- **Data for the task**:
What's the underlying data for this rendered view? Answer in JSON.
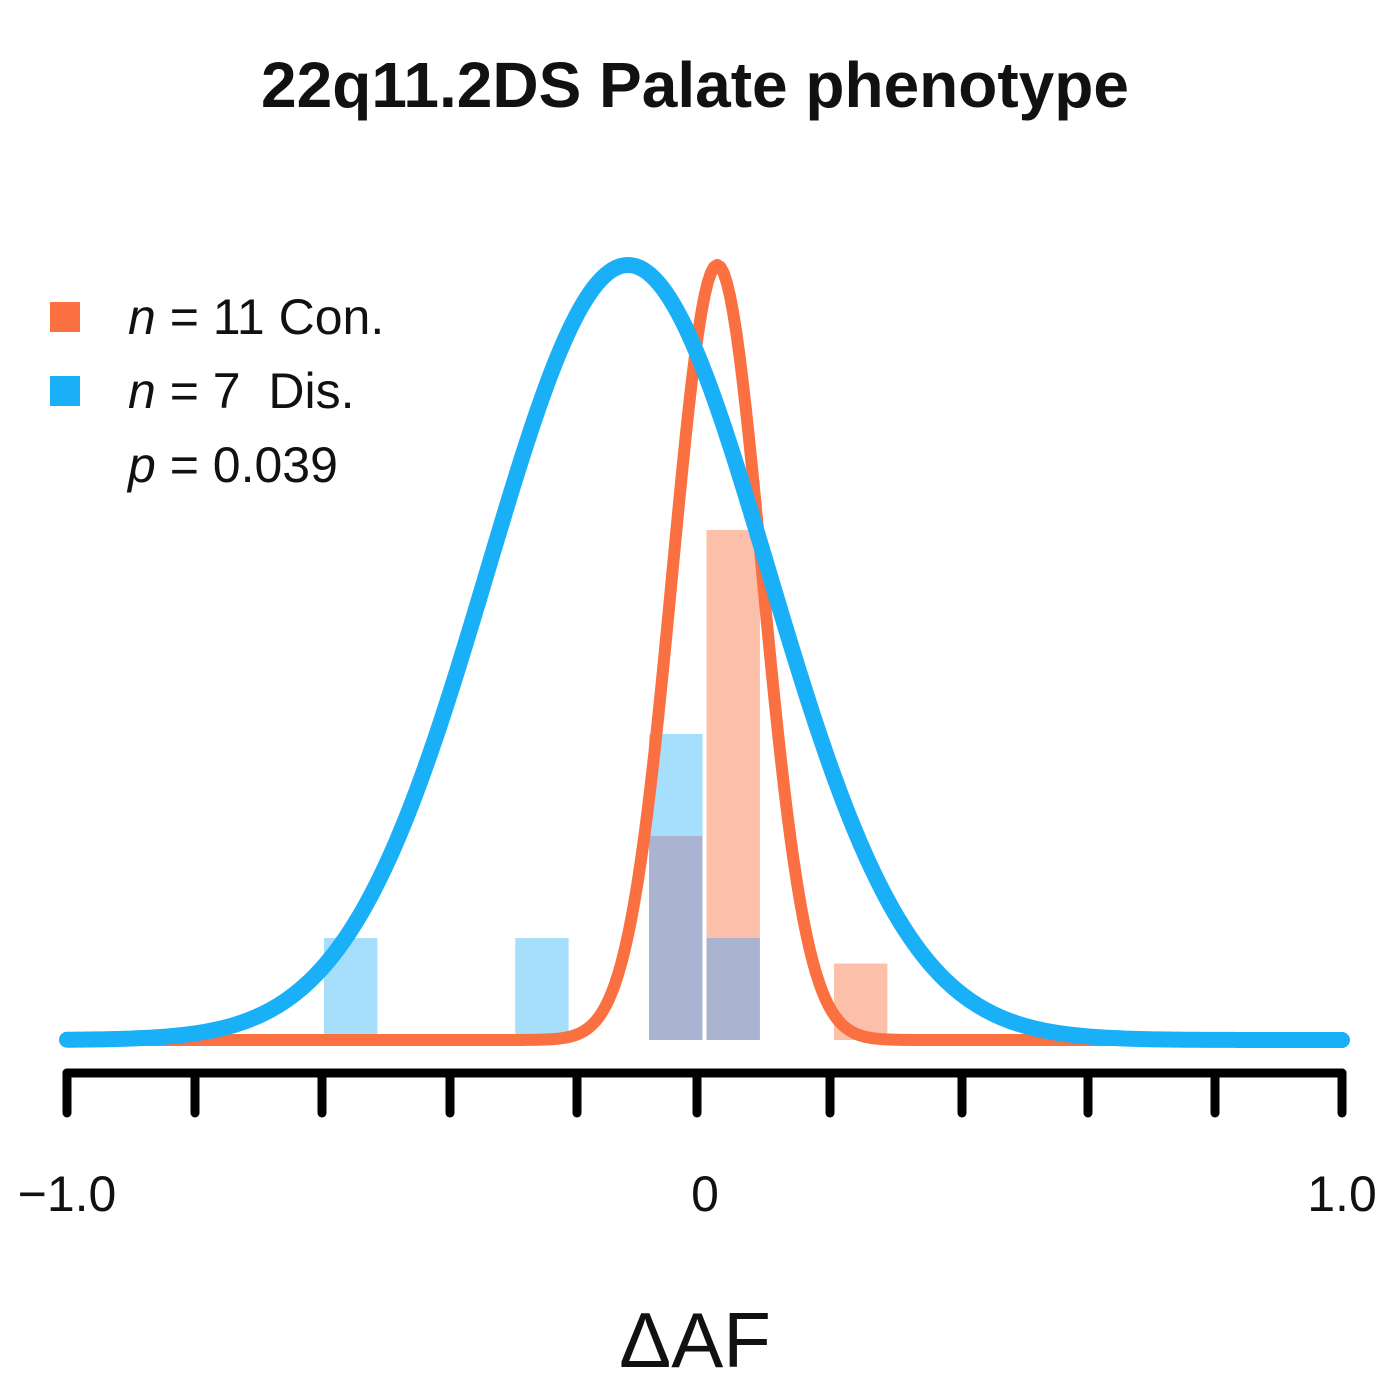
{
  "chart_data": {
    "type": "histogram-density",
    "title": "22q11.2DS Palate phenotype",
    "xlabel": "ΔAF",
    "xlim": [
      -1.0,
      1.0
    ],
    "x_tick_labels": [
      {
        "value": -1.0,
        "label": "−1.0"
      },
      {
        "value": 0,
        "label": "0"
      },
      {
        "value": 1.0,
        "label": "1.0"
      }
    ],
    "x_ticks": [
      -1.0,
      -0.8,
      -0.6,
      -0.4,
      -0.2,
      -0.1,
      0,
      0.2,
      0.4,
      0.6,
      0.8,
      1.0
    ],
    "annotation": {
      "prefix": "p",
      "text": " = 0.039"
    },
    "series": [
      {
        "name": "n = 11 Con.",
        "legend_prefix": "n",
        "legend_text": " = 11 Con.",
        "color": "#FA7040",
        "bar_color": "#FCBFA9",
        "bins": [
          {
            "x0": -0.09,
            "x1": 0.0,
            "count": 2
          },
          {
            "x0": 0.0,
            "x1": 0.09,
            "count": 5
          },
          {
            "x0": 0.2,
            "x1": 0.29,
            "count": 0.75
          }
        ],
        "density": {
          "type": "normal",
          "mean": 0.02,
          "sd": 0.07
        }
      },
      {
        "name": "n = 7 Dis.",
        "legend_prefix": "n",
        "legend_text": " = 7  Dis.",
        "color": "#1AB0F7",
        "bar_color": "#A6DFFB",
        "bins": [
          {
            "x0": -0.6,
            "x1": -0.51,
            "count": 1
          },
          {
            "x0": -0.3,
            "x1": -0.21,
            "count": 1
          },
          {
            "x0": -0.09,
            "x1": 0.0,
            "count": 3
          },
          {
            "x0": 0.0,
            "x1": 0.09,
            "count": 1
          }
        ],
        "density": {
          "type": "normal",
          "mean": -0.12,
          "sd": 0.22
        }
      }
    ],
    "overlap_color": "#AAB4D0",
    "grid": false
  }
}
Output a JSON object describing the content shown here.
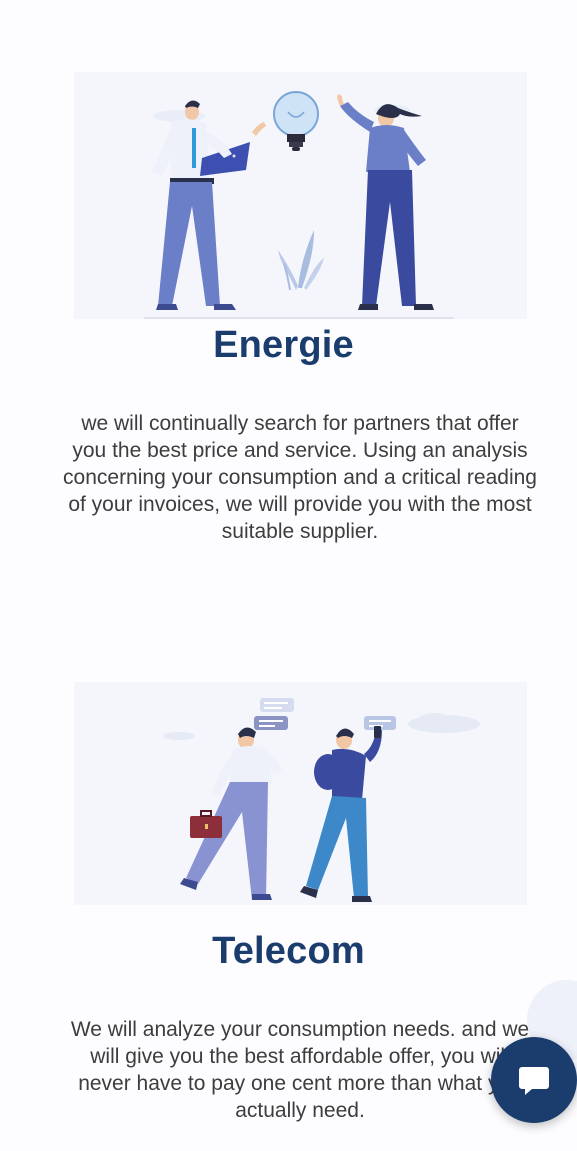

- **Problem statement**:
Pictures in the records above are not copied; print everything else exactly.

- **In response**:
What's the underlying data for this rendered view? Answer in JSON.
{
  "chart_data": {
    "type": "histogram-density",
    "title": "22q11.2DS Palate phenotype",
    "xlabel": "ΔAF",
    "xlim": [
      -1.0,
      1.0
    ],
    "x_tick_labels": [
      {
        "value": -1.0,
        "label": "−1.0"
      },
      {
        "value": 0,
        "label": "0"
      },
      {
        "value": 1.0,
        "label": "1.0"
      }
    ],
    "x_ticks": [
      -1.0,
      -0.8,
      -0.6,
      -0.4,
      -0.2,
      -0.1,
      0,
      0.2,
      0.4,
      0.6,
      0.8,
      1.0
    ],
    "annotation": {
      "prefix": "p",
      "text": " = 0.039"
    },
    "series": [
      {
        "name": "n = 11 Con.",
        "legend_prefix": "n",
        "legend_text": " = 11 Con.",
        "color": "#FA7040",
        "bar_color": "#FCBFA9",
        "bins": [
          {
            "x0": -0.09,
            "x1": 0.0,
            "count": 2
          },
          {
            "x0": 0.0,
            "x1": 0.09,
            "count": 5
          },
          {
            "x0": 0.2,
            "x1": 0.29,
            "count": 0.75
          }
        ],
        "density": {
          "type": "normal",
          "mean": 0.02,
          "sd": 0.07
        }
      },
      {
        "name": "n = 7 Dis.",
        "legend_prefix": "n",
        "legend_text": " = 7  Dis.",
        "color": "#1AB0F7",
        "bar_color": "#A6DFFB",
        "bins": [
          {
            "x0": -0.6,
            "x1": -0.51,
            "count": 1
          },
          {
            "x0": -0.3,
            "x1": -0.21,
            "count": 1
          },
          {
            "x0": -0.09,
            "x1": 0.0,
            "count": 3
          },
          {
            "x0": 0.0,
            "x1": 0.09,
            "count": 1
          }
        ],
        "density": {
          "type": "normal",
          "mean": -0.12,
          "sd": 0.22
        }
      }
    ],
    "overlap_color": "#AAB4D0",
    "grid": false
  }
}
Output a JSON object describing the content shown here.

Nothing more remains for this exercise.